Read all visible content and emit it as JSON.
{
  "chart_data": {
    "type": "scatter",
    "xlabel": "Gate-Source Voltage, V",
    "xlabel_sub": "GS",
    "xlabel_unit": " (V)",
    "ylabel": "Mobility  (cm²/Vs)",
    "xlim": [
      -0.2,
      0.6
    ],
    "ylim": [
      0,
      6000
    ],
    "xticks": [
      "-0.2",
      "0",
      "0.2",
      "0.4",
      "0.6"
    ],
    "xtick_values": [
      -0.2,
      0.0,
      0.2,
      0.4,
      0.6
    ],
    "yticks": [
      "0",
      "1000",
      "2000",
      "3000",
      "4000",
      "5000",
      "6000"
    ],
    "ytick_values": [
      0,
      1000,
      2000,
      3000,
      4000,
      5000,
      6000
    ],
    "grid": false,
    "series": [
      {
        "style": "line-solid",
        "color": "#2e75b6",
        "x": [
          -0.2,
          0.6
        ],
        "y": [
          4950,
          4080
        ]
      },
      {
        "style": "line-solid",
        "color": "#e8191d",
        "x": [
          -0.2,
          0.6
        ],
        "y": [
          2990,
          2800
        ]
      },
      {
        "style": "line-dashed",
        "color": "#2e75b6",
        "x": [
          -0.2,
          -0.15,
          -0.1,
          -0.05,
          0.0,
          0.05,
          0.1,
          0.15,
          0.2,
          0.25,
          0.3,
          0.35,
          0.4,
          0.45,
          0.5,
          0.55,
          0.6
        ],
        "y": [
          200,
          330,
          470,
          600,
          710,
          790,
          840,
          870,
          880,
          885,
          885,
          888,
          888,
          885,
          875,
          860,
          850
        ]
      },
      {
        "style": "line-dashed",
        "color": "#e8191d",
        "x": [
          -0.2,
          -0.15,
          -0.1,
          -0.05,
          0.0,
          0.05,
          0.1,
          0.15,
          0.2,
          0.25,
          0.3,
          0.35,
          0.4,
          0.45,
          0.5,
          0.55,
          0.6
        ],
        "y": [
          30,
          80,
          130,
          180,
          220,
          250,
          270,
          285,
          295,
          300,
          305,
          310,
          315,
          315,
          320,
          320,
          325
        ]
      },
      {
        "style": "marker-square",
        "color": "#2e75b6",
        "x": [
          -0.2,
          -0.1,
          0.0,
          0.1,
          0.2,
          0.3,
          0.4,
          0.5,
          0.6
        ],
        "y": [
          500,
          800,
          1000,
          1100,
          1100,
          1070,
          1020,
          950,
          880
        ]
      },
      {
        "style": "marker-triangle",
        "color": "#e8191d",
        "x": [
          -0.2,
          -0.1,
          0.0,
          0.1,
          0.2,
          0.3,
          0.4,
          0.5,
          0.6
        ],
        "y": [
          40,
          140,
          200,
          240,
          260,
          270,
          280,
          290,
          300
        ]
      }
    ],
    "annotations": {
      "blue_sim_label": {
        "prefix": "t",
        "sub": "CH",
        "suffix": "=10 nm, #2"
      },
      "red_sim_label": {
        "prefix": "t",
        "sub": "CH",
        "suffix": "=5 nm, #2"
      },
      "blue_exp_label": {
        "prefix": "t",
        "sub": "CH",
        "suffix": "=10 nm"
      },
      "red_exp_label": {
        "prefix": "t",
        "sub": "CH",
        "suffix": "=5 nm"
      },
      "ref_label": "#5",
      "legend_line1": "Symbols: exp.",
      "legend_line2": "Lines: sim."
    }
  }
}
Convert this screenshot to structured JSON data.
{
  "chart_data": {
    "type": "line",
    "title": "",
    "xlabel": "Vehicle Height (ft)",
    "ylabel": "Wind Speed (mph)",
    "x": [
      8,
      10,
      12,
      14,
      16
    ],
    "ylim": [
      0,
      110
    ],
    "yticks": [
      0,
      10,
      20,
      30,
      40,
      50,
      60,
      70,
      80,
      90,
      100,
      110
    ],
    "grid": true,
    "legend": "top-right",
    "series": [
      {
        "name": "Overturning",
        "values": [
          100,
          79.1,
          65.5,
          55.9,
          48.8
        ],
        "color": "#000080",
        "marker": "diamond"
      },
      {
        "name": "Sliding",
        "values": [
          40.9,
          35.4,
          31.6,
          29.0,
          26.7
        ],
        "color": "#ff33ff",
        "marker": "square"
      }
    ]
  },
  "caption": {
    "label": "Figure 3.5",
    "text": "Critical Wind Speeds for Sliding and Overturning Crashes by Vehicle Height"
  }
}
□ □ □
THE TASK =>
Set down the listing in full, keeping every word exactly as it is.

COMPLETED TASK =>
Read all visible content and emit it as JSON.
{
  "chart_data": {
    "type": "scatter",
    "xlabel": "Gate-Source Voltage, V",
    "xlabel_sub": "GS",
    "xlabel_unit": " (V)",
    "ylabel": "Mobility  (cm²/Vs)",
    "xlim": [
      -0.2,
      0.6
    ],
    "ylim": [
      0,
      6000
    ],
    "xticks": [
      "-0.2",
      "0",
      "0.2",
      "0.4",
      "0.6"
    ],
    "xtick_values": [
      -0.2,
      0.0,
      0.2,
      0.4,
      0.6
    ],
    "yticks": [
      "0",
      "1000",
      "2000",
      "3000",
      "4000",
      "5000",
      "6000"
    ],
    "ytick_values": [
      0,
      1000,
      2000,
      3000,
      4000,
      5000,
      6000
    ],
    "grid": false,
    "series": [
      {
        "style": "line-solid",
        "color": "#2e75b6",
        "x": [
          -0.2,
          0.6
        ],
        "y": [
          4950,
          4080
        ]
      },
      {
        "style": "line-solid",
        "color": "#e8191d",
        "x": [
          -0.2,
          0.6
        ],
        "y": [
          2990,
          2800
        ]
      },
      {
        "style": "line-dashed",
        "color": "#2e75b6",
        "x": [
          -0.2,
          -0.15,
          -0.1,
          -0.05,
          0.0,
          0.05,
          0.1,
          0.15,
          0.2,
          0.25,
          0.3,
          0.35,
          0.4,
          0.45,
          0.5,
          0.55,
          0.6
        ],
        "y": [
          200,
          330,
          470,
          600,
          710,
          790,
          840,
          870,
          880,
          885,
          885,
          888,
          888,
          885,
          875,
          860,
          850
        ]
      },
      {
        "style": "line-dashed",
        "color": "#e8191d",
        "x": [
          -0.2,
          -0.15,
          -0.1,
          -0.05,
          0.0,
          0.05,
          0.1,
          0.15,
          0.2,
          0.25,
          0.3,
          0.35,
          0.4,
          0.45,
          0.5,
          0.55,
          0.6
        ],
        "y": [
          30,
          80,
          130,
          180,
          220,
          250,
          270,
          285,
          295,
          300,
          305,
          310,
          315,
          315,
          320,
          320,
          325
        ]
      },
      {
        "style": "marker-square",
        "color": "#2e75b6",
        "x": [
          -0.2,
          -0.1,
          0.0,
          0.1,
          0.2,
          0.3,
          0.4,
          0.5,
          0.6
        ],
        "y": [
          500,
          800,
          1000,
          1100,
          1100,
          1070,
          1020,
          950,
          880
        ]
      },
      {
        "style": "marker-triangle",
        "color": "#e8191d",
        "x": [
          -0.2,
          -0.1,
          0.0,
          0.1,
          0.2,
          0.3,
          0.4,
          0.5,
          0.6
        ],
        "y": [
          40,
          140,
          200,
          240,
          260,
          270,
          280,
          290,
          300
        ]
      }
    ],
    "annotations": {
      "blue_sim_label": {
        "prefix": "t",
        "sub": "CH",
        "suffix": "=10 nm, #2"
      },
      "red_sim_label": {
        "prefix": "t",
        "sub": "CH",
        "suffix": "=5 nm, #2"
      },
      "blue_exp_label": {
        "prefix": "t",
        "sub": "CH",
        "suffix": "=10 nm"
      },
      "red_exp_label": {
        "prefix": "t",
        "sub": "CH",
        "suffix": "=5 nm"
      },
      "ref_label": "#5",
      "legend_line1": "Symbols: exp.",
      "legend_line2": "Lines: sim."
    }
  }
}
Convert this screenshot to structured JSON data.
{
  "chart_data": {
    "type": "line",
    "title": "",
    "xlabel": "Vehicle Height (ft)",
    "ylabel": "Wind Speed (mph)",
    "x": [
      8,
      10,
      12,
      14,
      16
    ],
    "ylim": [
      0,
      110
    ],
    "yticks": [
      0,
      10,
      20,
      30,
      40,
      50,
      60,
      70,
      80,
      90,
      100,
      110
    ],
    "grid": true,
    "legend": "top-right",
    "series": [
      {
        "name": "Overturning",
        "values": [
          100,
          79.1,
          65.5,
          55.9,
          48.8
        ],
        "color": "#000080",
        "marker": "diamond"
      },
      {
        "name": "Sliding",
        "values": [
          40.9,
          35.4,
          31.6,
          29.0,
          26.7
        ],
        "color": "#ff33ff",
        "marker": "square"
      }
    ]
  },
  "caption": {
    "label": "Figure 3.5",
    "text": "Critical Wind Speeds for Sliding and Overturning Crashes by Vehicle Height"
  }
}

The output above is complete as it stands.